# Records for processing
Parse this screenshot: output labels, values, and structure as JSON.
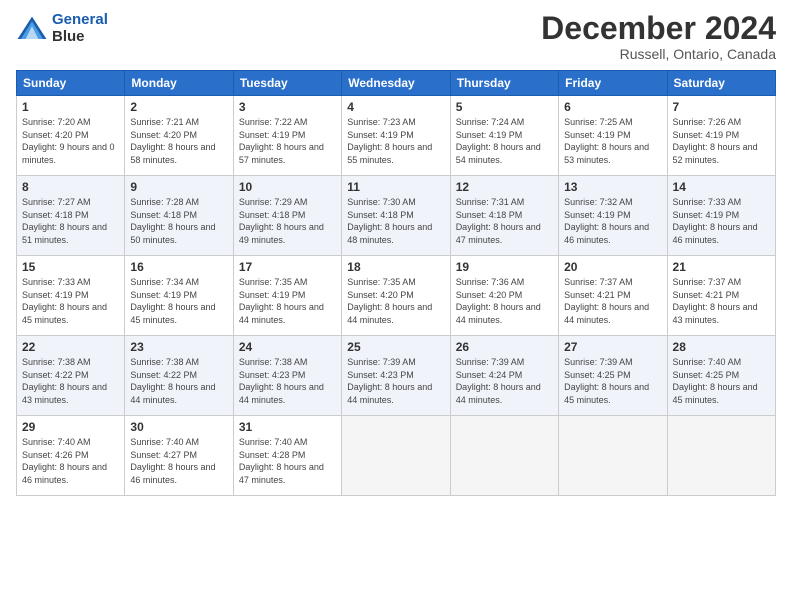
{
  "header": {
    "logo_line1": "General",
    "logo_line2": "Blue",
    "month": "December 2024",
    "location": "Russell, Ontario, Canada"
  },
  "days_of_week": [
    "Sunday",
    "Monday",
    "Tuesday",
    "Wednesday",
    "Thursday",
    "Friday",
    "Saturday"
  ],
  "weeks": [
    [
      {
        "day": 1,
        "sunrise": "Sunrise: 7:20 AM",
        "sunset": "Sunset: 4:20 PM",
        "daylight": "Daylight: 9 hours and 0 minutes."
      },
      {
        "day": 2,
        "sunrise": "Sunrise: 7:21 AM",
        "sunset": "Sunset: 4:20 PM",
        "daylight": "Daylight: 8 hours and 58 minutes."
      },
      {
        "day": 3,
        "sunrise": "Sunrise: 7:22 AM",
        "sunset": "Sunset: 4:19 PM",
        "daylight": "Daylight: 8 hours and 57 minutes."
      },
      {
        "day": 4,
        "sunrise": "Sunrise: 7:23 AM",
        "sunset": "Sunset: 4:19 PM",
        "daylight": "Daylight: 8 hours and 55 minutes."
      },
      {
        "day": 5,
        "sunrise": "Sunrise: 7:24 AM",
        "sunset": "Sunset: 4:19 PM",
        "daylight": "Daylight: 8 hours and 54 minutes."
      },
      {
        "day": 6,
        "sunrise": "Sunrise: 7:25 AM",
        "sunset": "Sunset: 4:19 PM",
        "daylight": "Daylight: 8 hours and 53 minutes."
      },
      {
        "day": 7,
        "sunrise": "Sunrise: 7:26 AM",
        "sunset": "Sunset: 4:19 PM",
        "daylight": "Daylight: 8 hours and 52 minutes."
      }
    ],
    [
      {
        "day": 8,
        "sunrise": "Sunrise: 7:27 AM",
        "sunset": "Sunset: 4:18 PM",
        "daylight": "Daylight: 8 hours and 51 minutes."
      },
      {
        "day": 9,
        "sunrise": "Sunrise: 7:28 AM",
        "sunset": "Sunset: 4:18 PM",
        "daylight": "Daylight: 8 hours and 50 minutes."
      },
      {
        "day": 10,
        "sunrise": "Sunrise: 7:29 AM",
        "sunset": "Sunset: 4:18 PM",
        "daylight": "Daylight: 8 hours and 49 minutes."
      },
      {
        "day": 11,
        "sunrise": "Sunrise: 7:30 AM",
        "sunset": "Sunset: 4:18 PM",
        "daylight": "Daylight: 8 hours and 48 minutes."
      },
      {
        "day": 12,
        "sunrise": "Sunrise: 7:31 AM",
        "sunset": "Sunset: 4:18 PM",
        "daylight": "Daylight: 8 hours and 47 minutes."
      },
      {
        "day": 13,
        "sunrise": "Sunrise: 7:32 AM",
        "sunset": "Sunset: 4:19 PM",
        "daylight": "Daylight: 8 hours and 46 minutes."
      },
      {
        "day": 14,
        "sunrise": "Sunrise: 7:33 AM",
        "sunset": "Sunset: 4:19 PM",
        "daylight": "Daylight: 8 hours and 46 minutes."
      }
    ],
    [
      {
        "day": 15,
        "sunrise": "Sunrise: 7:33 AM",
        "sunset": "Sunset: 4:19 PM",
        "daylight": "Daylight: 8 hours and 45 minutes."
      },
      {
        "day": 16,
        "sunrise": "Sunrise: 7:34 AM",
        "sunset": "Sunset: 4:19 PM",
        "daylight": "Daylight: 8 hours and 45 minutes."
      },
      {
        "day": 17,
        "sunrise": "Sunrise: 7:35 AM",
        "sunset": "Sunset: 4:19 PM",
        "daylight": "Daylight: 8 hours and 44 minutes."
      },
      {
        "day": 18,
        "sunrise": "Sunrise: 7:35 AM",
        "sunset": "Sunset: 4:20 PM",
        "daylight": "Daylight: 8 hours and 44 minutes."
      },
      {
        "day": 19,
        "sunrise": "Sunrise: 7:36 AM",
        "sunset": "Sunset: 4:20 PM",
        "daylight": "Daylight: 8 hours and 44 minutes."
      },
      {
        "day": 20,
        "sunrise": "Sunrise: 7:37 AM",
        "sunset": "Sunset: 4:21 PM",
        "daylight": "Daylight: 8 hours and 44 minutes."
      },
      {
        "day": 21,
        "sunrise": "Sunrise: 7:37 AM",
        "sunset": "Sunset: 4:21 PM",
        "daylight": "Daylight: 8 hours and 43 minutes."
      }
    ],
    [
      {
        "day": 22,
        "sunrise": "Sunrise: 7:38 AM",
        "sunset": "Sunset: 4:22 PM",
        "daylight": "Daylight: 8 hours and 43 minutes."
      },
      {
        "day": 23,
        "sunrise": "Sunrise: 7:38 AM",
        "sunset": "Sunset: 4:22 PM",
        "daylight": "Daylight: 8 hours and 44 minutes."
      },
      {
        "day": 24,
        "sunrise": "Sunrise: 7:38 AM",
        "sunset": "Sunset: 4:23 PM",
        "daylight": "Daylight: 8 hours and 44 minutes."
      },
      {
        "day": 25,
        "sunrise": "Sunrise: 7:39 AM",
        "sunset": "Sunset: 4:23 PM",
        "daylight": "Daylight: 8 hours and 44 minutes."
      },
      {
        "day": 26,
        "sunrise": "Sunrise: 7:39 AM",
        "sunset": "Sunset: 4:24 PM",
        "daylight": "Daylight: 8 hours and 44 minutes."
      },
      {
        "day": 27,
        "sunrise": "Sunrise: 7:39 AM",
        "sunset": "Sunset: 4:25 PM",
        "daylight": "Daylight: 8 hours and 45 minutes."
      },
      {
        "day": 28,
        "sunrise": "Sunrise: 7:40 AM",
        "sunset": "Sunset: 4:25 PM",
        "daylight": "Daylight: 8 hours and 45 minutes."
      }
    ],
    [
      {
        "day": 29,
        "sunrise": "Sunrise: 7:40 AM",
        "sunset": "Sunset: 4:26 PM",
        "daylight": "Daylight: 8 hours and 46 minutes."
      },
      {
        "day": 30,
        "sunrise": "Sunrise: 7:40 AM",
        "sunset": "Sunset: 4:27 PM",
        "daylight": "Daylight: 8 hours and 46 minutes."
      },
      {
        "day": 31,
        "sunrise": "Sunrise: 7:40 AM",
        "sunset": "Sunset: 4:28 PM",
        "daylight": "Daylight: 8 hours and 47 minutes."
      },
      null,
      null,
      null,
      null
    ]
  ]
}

# Task to complete
Leave the pictures out and copy the rest of the data exactly.

# Exercise output
Parse this screenshot: output labels, values, and structure as JSON.
{
  "header": {
    "logo_line1": "General",
    "logo_line2": "Blue",
    "month": "December 2024",
    "location": "Russell, Ontario, Canada"
  },
  "days_of_week": [
    "Sunday",
    "Monday",
    "Tuesday",
    "Wednesday",
    "Thursday",
    "Friday",
    "Saturday"
  ],
  "weeks": [
    [
      {
        "day": 1,
        "sunrise": "Sunrise: 7:20 AM",
        "sunset": "Sunset: 4:20 PM",
        "daylight": "Daylight: 9 hours and 0 minutes."
      },
      {
        "day": 2,
        "sunrise": "Sunrise: 7:21 AM",
        "sunset": "Sunset: 4:20 PM",
        "daylight": "Daylight: 8 hours and 58 minutes."
      },
      {
        "day": 3,
        "sunrise": "Sunrise: 7:22 AM",
        "sunset": "Sunset: 4:19 PM",
        "daylight": "Daylight: 8 hours and 57 minutes."
      },
      {
        "day": 4,
        "sunrise": "Sunrise: 7:23 AM",
        "sunset": "Sunset: 4:19 PM",
        "daylight": "Daylight: 8 hours and 55 minutes."
      },
      {
        "day": 5,
        "sunrise": "Sunrise: 7:24 AM",
        "sunset": "Sunset: 4:19 PM",
        "daylight": "Daylight: 8 hours and 54 minutes."
      },
      {
        "day": 6,
        "sunrise": "Sunrise: 7:25 AM",
        "sunset": "Sunset: 4:19 PM",
        "daylight": "Daylight: 8 hours and 53 minutes."
      },
      {
        "day": 7,
        "sunrise": "Sunrise: 7:26 AM",
        "sunset": "Sunset: 4:19 PM",
        "daylight": "Daylight: 8 hours and 52 minutes."
      }
    ],
    [
      {
        "day": 8,
        "sunrise": "Sunrise: 7:27 AM",
        "sunset": "Sunset: 4:18 PM",
        "daylight": "Daylight: 8 hours and 51 minutes."
      },
      {
        "day": 9,
        "sunrise": "Sunrise: 7:28 AM",
        "sunset": "Sunset: 4:18 PM",
        "daylight": "Daylight: 8 hours and 50 minutes."
      },
      {
        "day": 10,
        "sunrise": "Sunrise: 7:29 AM",
        "sunset": "Sunset: 4:18 PM",
        "daylight": "Daylight: 8 hours and 49 minutes."
      },
      {
        "day": 11,
        "sunrise": "Sunrise: 7:30 AM",
        "sunset": "Sunset: 4:18 PM",
        "daylight": "Daylight: 8 hours and 48 minutes."
      },
      {
        "day": 12,
        "sunrise": "Sunrise: 7:31 AM",
        "sunset": "Sunset: 4:18 PM",
        "daylight": "Daylight: 8 hours and 47 minutes."
      },
      {
        "day": 13,
        "sunrise": "Sunrise: 7:32 AM",
        "sunset": "Sunset: 4:19 PM",
        "daylight": "Daylight: 8 hours and 46 minutes."
      },
      {
        "day": 14,
        "sunrise": "Sunrise: 7:33 AM",
        "sunset": "Sunset: 4:19 PM",
        "daylight": "Daylight: 8 hours and 46 minutes."
      }
    ],
    [
      {
        "day": 15,
        "sunrise": "Sunrise: 7:33 AM",
        "sunset": "Sunset: 4:19 PM",
        "daylight": "Daylight: 8 hours and 45 minutes."
      },
      {
        "day": 16,
        "sunrise": "Sunrise: 7:34 AM",
        "sunset": "Sunset: 4:19 PM",
        "daylight": "Daylight: 8 hours and 45 minutes."
      },
      {
        "day": 17,
        "sunrise": "Sunrise: 7:35 AM",
        "sunset": "Sunset: 4:19 PM",
        "daylight": "Daylight: 8 hours and 44 minutes."
      },
      {
        "day": 18,
        "sunrise": "Sunrise: 7:35 AM",
        "sunset": "Sunset: 4:20 PM",
        "daylight": "Daylight: 8 hours and 44 minutes."
      },
      {
        "day": 19,
        "sunrise": "Sunrise: 7:36 AM",
        "sunset": "Sunset: 4:20 PM",
        "daylight": "Daylight: 8 hours and 44 minutes."
      },
      {
        "day": 20,
        "sunrise": "Sunrise: 7:37 AM",
        "sunset": "Sunset: 4:21 PM",
        "daylight": "Daylight: 8 hours and 44 minutes."
      },
      {
        "day": 21,
        "sunrise": "Sunrise: 7:37 AM",
        "sunset": "Sunset: 4:21 PM",
        "daylight": "Daylight: 8 hours and 43 minutes."
      }
    ],
    [
      {
        "day": 22,
        "sunrise": "Sunrise: 7:38 AM",
        "sunset": "Sunset: 4:22 PM",
        "daylight": "Daylight: 8 hours and 43 minutes."
      },
      {
        "day": 23,
        "sunrise": "Sunrise: 7:38 AM",
        "sunset": "Sunset: 4:22 PM",
        "daylight": "Daylight: 8 hours and 44 minutes."
      },
      {
        "day": 24,
        "sunrise": "Sunrise: 7:38 AM",
        "sunset": "Sunset: 4:23 PM",
        "daylight": "Daylight: 8 hours and 44 minutes."
      },
      {
        "day": 25,
        "sunrise": "Sunrise: 7:39 AM",
        "sunset": "Sunset: 4:23 PM",
        "daylight": "Daylight: 8 hours and 44 minutes."
      },
      {
        "day": 26,
        "sunrise": "Sunrise: 7:39 AM",
        "sunset": "Sunset: 4:24 PM",
        "daylight": "Daylight: 8 hours and 44 minutes."
      },
      {
        "day": 27,
        "sunrise": "Sunrise: 7:39 AM",
        "sunset": "Sunset: 4:25 PM",
        "daylight": "Daylight: 8 hours and 45 minutes."
      },
      {
        "day": 28,
        "sunrise": "Sunrise: 7:40 AM",
        "sunset": "Sunset: 4:25 PM",
        "daylight": "Daylight: 8 hours and 45 minutes."
      }
    ],
    [
      {
        "day": 29,
        "sunrise": "Sunrise: 7:40 AM",
        "sunset": "Sunset: 4:26 PM",
        "daylight": "Daylight: 8 hours and 46 minutes."
      },
      {
        "day": 30,
        "sunrise": "Sunrise: 7:40 AM",
        "sunset": "Sunset: 4:27 PM",
        "daylight": "Daylight: 8 hours and 46 minutes."
      },
      {
        "day": 31,
        "sunrise": "Sunrise: 7:40 AM",
        "sunset": "Sunset: 4:28 PM",
        "daylight": "Daylight: 8 hours and 47 minutes."
      },
      null,
      null,
      null,
      null
    ]
  ]
}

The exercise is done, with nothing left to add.